Exercise prompt
Transcribe the records that follow exactly. Skip the pictures.

Figure dataset records
◆ ◆ ◆

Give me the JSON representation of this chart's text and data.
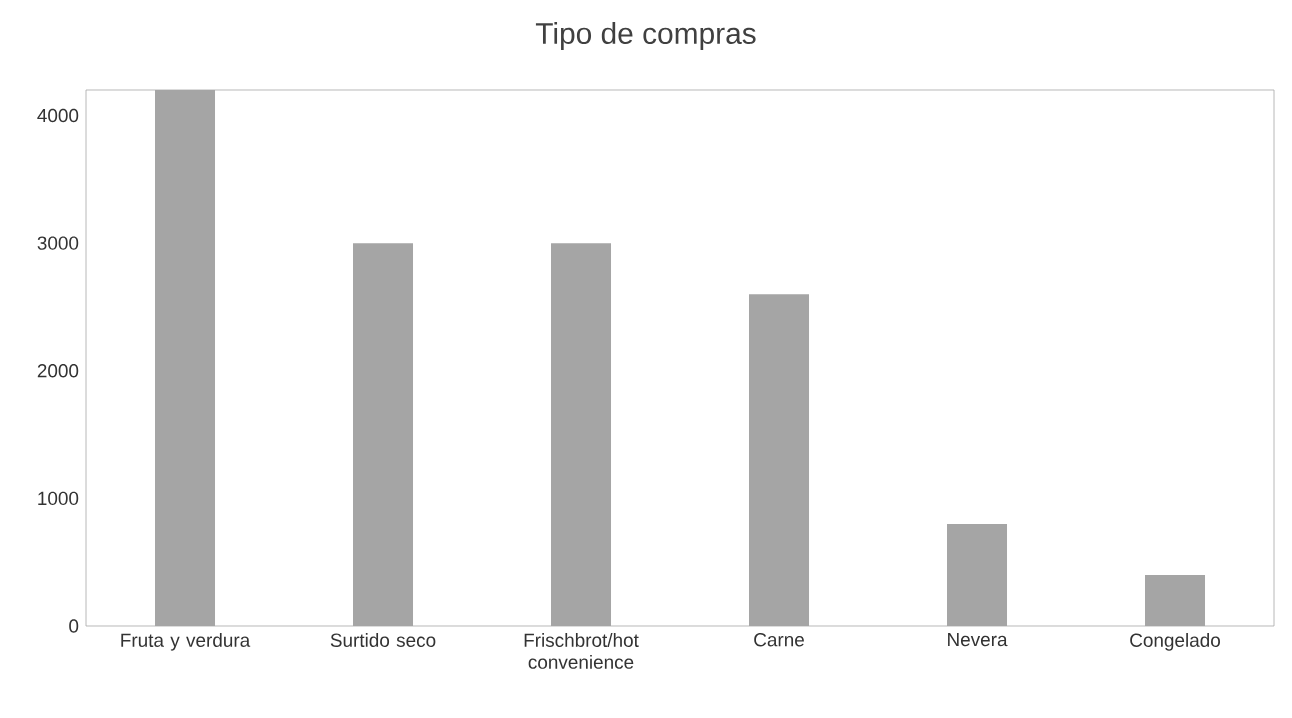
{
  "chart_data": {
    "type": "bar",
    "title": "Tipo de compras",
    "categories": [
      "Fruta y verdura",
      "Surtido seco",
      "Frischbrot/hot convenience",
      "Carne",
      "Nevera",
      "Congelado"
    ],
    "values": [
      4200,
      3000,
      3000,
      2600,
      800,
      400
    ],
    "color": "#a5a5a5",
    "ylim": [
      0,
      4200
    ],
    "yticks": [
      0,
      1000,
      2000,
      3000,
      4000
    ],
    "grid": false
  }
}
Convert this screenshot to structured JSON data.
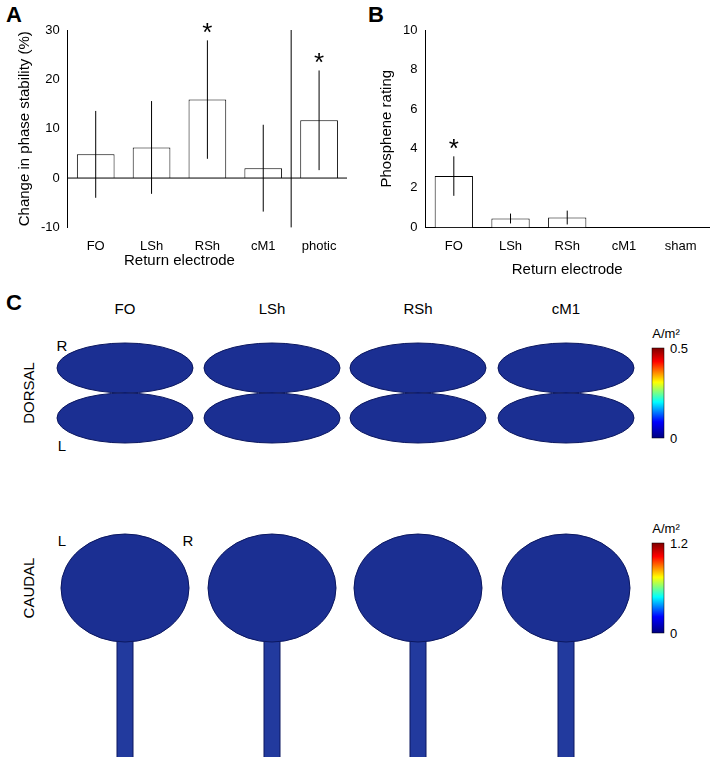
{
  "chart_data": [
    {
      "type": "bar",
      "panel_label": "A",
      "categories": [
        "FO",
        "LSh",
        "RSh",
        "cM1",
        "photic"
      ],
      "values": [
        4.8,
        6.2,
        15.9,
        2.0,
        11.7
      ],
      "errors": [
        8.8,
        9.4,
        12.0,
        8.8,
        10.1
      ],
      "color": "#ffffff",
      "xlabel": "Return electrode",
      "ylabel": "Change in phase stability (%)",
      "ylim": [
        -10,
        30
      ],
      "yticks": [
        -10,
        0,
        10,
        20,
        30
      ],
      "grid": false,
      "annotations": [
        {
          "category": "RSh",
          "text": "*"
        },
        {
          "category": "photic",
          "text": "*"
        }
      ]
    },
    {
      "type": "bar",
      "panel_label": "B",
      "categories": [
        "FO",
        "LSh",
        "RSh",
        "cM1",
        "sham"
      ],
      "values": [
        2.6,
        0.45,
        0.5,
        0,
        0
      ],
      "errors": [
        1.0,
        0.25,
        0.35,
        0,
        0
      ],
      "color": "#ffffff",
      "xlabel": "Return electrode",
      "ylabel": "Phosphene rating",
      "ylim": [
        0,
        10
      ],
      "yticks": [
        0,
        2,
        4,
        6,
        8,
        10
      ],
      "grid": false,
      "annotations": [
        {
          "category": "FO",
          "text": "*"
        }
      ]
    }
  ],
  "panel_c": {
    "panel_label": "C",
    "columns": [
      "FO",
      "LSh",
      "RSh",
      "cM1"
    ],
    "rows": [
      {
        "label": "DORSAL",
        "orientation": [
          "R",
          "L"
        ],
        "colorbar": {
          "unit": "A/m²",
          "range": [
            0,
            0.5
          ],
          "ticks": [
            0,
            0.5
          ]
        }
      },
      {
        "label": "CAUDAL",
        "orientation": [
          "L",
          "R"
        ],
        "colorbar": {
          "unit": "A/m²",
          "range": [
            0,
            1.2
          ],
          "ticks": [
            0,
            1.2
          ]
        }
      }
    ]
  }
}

◆ ◆ ◆

Response to this exercise
Give me the JSON representation of this chart's text and data.
{
  "chart_data": {
    "type": "bar",
    "title": "Tipo de compras",
    "categories": [
      "Fruta y verdura",
      "Surtido seco",
      "Frischbrot/hot convenience",
      "Carne",
      "Nevera",
      "Congelado"
    ],
    "values": [
      4200,
      3000,
      3000,
      2600,
      800,
      400
    ],
    "color": "#a5a5a5",
    "ylim": [
      0,
      4200
    ],
    "yticks": [
      0,
      1000,
      2000,
      3000,
      4000
    ],
    "grid": false
  }
}
Convert this screenshot to structured JSON data.
{
  "chart_data": [
    {
      "type": "bar",
      "panel_label": "A",
      "categories": [
        "FO",
        "LSh",
        "RSh",
        "cM1",
        "photic"
      ],
      "values": [
        4.8,
        6.2,
        15.9,
        2.0,
        11.7
      ],
      "errors": [
        8.8,
        9.4,
        12.0,
        8.8,
        10.1
      ],
      "color": "#ffffff",
      "xlabel": "Return electrode",
      "ylabel": "Change in phase stability (%)",
      "ylim": [
        -10,
        30
      ],
      "yticks": [
        -10,
        0,
        10,
        20,
        30
      ],
      "grid": false,
      "annotations": [
        {
          "category": "RSh",
          "text": "*"
        },
        {
          "category": "photic",
          "text": "*"
        }
      ]
    },
    {
      "type": "bar",
      "panel_label": "B",
      "categories": [
        "FO",
        "LSh",
        "RSh",
        "cM1",
        "sham"
      ],
      "values": [
        2.6,
        0.45,
        0.5,
        0,
        0
      ],
      "errors": [
        1.0,
        0.25,
        0.35,
        0,
        0
      ],
      "color": "#ffffff",
      "xlabel": "Return electrode",
      "ylabel": "Phosphene rating",
      "ylim": [
        0,
        10
      ],
      "yticks": [
        0,
        2,
        4,
        6,
        8,
        10
      ],
      "grid": false,
      "annotations": [
        {
          "category": "FO",
          "text": "*"
        }
      ]
    }
  ],
  "panel_c": {
    "panel_label": "C",
    "columns": [
      "FO",
      "LSh",
      "RSh",
      "cM1"
    ],
    "rows": [
      {
        "label": "DORSAL",
        "orientation": [
          "R",
          "L"
        ],
        "colorbar": {
          "unit": "A/m²",
          "range": [
            0,
            0.5
          ],
          "ticks": [
            0,
            0.5
          ]
        }
      },
      {
        "label": "CAUDAL",
        "orientation": [
          "L",
          "R"
        ],
        "colorbar": {
          "unit": "A/m²",
          "range": [
            0,
            1.2
          ],
          "ticks": [
            0,
            1.2
          ]
        }
      }
    ]
  }
}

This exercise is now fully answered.